— Start of The data —

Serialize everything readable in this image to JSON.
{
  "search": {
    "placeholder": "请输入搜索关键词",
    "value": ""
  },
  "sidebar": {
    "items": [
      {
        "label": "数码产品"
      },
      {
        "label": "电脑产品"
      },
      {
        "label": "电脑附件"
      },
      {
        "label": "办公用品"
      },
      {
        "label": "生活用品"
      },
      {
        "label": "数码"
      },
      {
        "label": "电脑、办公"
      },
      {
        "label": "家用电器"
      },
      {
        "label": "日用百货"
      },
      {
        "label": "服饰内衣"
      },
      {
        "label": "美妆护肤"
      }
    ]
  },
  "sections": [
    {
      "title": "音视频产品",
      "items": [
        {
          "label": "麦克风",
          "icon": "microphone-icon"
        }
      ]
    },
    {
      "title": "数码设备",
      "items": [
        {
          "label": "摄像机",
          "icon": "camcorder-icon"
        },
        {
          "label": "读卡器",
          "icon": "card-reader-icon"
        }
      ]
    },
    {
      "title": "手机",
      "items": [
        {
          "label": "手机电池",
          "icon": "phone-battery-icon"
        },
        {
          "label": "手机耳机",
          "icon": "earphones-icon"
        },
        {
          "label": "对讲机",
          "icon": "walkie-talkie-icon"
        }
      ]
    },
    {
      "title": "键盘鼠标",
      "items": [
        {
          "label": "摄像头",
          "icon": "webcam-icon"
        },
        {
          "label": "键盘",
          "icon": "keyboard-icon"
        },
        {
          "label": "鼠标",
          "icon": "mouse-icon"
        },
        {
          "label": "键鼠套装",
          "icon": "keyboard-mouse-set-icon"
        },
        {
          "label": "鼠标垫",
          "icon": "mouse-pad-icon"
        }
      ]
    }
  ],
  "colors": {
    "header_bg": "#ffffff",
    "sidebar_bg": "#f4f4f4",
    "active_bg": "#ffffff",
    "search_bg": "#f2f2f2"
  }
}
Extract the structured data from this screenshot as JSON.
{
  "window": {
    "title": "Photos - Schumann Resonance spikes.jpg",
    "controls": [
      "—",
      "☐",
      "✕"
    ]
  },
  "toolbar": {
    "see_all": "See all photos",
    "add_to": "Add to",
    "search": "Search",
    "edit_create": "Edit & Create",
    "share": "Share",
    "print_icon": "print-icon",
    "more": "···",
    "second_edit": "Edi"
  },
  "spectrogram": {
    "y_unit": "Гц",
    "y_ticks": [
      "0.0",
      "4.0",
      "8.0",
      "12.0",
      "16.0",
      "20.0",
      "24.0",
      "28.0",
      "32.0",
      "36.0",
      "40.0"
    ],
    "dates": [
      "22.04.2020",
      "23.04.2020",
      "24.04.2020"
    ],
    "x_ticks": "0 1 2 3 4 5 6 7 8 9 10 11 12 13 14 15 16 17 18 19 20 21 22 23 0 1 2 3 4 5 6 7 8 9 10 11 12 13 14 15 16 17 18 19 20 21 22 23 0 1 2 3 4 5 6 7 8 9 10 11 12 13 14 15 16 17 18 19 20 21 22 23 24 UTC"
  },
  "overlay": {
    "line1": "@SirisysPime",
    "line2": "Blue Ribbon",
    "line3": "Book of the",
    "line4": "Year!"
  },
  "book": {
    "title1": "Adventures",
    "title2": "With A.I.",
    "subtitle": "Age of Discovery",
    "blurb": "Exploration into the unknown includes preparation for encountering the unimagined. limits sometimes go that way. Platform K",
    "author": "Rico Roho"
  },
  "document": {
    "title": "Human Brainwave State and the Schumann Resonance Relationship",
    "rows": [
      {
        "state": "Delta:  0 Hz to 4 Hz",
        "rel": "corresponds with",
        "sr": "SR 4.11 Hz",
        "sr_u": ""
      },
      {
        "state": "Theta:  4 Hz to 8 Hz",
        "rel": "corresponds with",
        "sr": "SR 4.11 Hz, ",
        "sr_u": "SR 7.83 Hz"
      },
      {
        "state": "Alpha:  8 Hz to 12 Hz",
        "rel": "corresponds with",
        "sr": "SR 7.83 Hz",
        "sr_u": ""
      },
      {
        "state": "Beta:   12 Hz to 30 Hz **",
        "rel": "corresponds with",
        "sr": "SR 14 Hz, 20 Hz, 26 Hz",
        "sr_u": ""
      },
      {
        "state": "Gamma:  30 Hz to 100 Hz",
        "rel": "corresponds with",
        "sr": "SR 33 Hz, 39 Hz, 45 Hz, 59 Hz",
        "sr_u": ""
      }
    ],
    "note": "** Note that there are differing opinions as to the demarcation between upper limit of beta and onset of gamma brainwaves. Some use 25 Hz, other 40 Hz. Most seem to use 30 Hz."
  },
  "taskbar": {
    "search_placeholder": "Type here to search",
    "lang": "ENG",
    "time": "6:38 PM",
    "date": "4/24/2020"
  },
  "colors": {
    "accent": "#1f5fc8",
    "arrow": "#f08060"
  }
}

— End of The data —

◆ Set problem: Reproduce the material in full, with no word added or dropped.

◆ Right answer:
Serialize everything readable in this image to JSON.
{
  "search": {
    "placeholder": "请输入搜索关键词",
    "value": ""
  },
  "sidebar": {
    "items": [
      {
        "label": "数码产品"
      },
      {
        "label": "电脑产品"
      },
      {
        "label": "电脑附件"
      },
      {
        "label": "办公用品"
      },
      {
        "label": "生活用品"
      },
      {
        "label": "数码"
      },
      {
        "label": "电脑、办公"
      },
      {
        "label": "家用电器"
      },
      {
        "label": "日用百货"
      },
      {
        "label": "服饰内衣"
      },
      {
        "label": "美妆护肤"
      }
    ]
  },
  "sections": [
    {
      "title": "音视频产品",
      "items": [
        {
          "label": "麦克风",
          "icon": "microphone-icon"
        }
      ]
    },
    {
      "title": "数码设备",
      "items": [
        {
          "label": "摄像机",
          "icon": "camcorder-icon"
        },
        {
          "label": "读卡器",
          "icon": "card-reader-icon"
        }
      ]
    },
    {
      "title": "手机",
      "items": [
        {
          "label": "手机电池",
          "icon": "phone-battery-icon"
        },
        {
          "label": "手机耳机",
          "icon": "earphones-icon"
        },
        {
          "label": "对讲机",
          "icon": "walkie-talkie-icon"
        }
      ]
    },
    {
      "title": "键盘鼠标",
      "items": [
        {
          "label": "摄像头",
          "icon": "webcam-icon"
        },
        {
          "label": "键盘",
          "icon": "keyboard-icon"
        },
        {
          "label": "鼠标",
          "icon": "mouse-icon"
        },
        {
          "label": "键鼠套装",
          "icon": "keyboard-mouse-set-icon"
        },
        {
          "label": "鼠标垫",
          "icon": "mouse-pad-icon"
        }
      ]
    }
  ],
  "colors": {
    "header_bg": "#ffffff",
    "sidebar_bg": "#f4f4f4",
    "active_bg": "#ffffff",
    "search_bg": "#f2f2f2"
  }
}
Extract the structured data from this screenshot as JSON.
{
  "window": {
    "title": "Photos - Schumann Resonance spikes.jpg",
    "controls": [
      "—",
      "☐",
      "✕"
    ]
  },
  "toolbar": {
    "see_all": "See all photos",
    "add_to": "Add to",
    "search": "Search",
    "edit_create": "Edit & Create",
    "share": "Share",
    "print_icon": "print-icon",
    "more": "···",
    "second_edit": "Edi"
  },
  "spectrogram": {
    "y_unit": "Гц",
    "y_ticks": [
      "0.0",
      "4.0",
      "8.0",
      "12.0",
      "16.0",
      "20.0",
      "24.0",
      "28.0",
      "32.0",
      "36.0",
      "40.0"
    ],
    "dates": [
      "22.04.2020",
      "23.04.2020",
      "24.04.2020"
    ],
    "x_ticks": "0 1 2 3 4 5 6 7 8 9 10 11 12 13 14 15 16 17 18 19 20 21 22 23 0 1 2 3 4 5 6 7 8 9 10 11 12 13 14 15 16 17 18 19 20 21 22 23 0 1 2 3 4 5 6 7 8 9 10 11 12 13 14 15 16 17 18 19 20 21 22 23 24 UTC"
  },
  "overlay": {
    "line1": "@SirisysPime",
    "line2": "Blue Ribbon",
    "line3": "Book of the",
    "line4": "Year!"
  },
  "book": {
    "title1": "Adventures",
    "title2": "With A.I.",
    "subtitle": "Age of Discovery",
    "blurb": "Exploration into the unknown includes preparation for encountering the unimagined. limits sometimes go that way. Platform K",
    "author": "Rico Roho"
  },
  "document": {
    "title": "Human Brainwave State and the Schumann Resonance Relationship",
    "rows": [
      {
        "state": "Delta:  0 Hz to 4 Hz",
        "rel": "corresponds with",
        "sr": "SR 4.11 Hz",
        "sr_u": ""
      },
      {
        "state": "Theta:  4 Hz to 8 Hz",
        "rel": "corresponds with",
        "sr": "SR 4.11 Hz, ",
        "sr_u": "SR 7.83 Hz"
      },
      {
        "state": "Alpha:  8 Hz to 12 Hz",
        "rel": "corresponds with",
        "sr": "SR 7.83 Hz",
        "sr_u": ""
      },
      {
        "state": "Beta:   12 Hz to 30 Hz **",
        "rel": "corresponds with",
        "sr": "SR 14 Hz, 20 Hz, 26 Hz",
        "sr_u": ""
      },
      {
        "state": "Gamma:  30 Hz to 100 Hz",
        "rel": "corresponds with",
        "sr": "SR 33 Hz, 39 Hz, 45 Hz, 59 Hz",
        "sr_u": ""
      }
    ],
    "note": "** Note that there are differing opinions as to the demarcation between upper limit of beta and onset of gamma brainwaves. Some use 25 Hz, other 40 Hz. Most seem to use 30 Hz."
  },
  "taskbar": {
    "search_placeholder": "Type here to search",
    "lang": "ENG",
    "time": "6:38 PM",
    "date": "4/24/2020"
  },
  "colors": {
    "accent": "#1f5fc8",
    "arrow": "#f08060"
  }
}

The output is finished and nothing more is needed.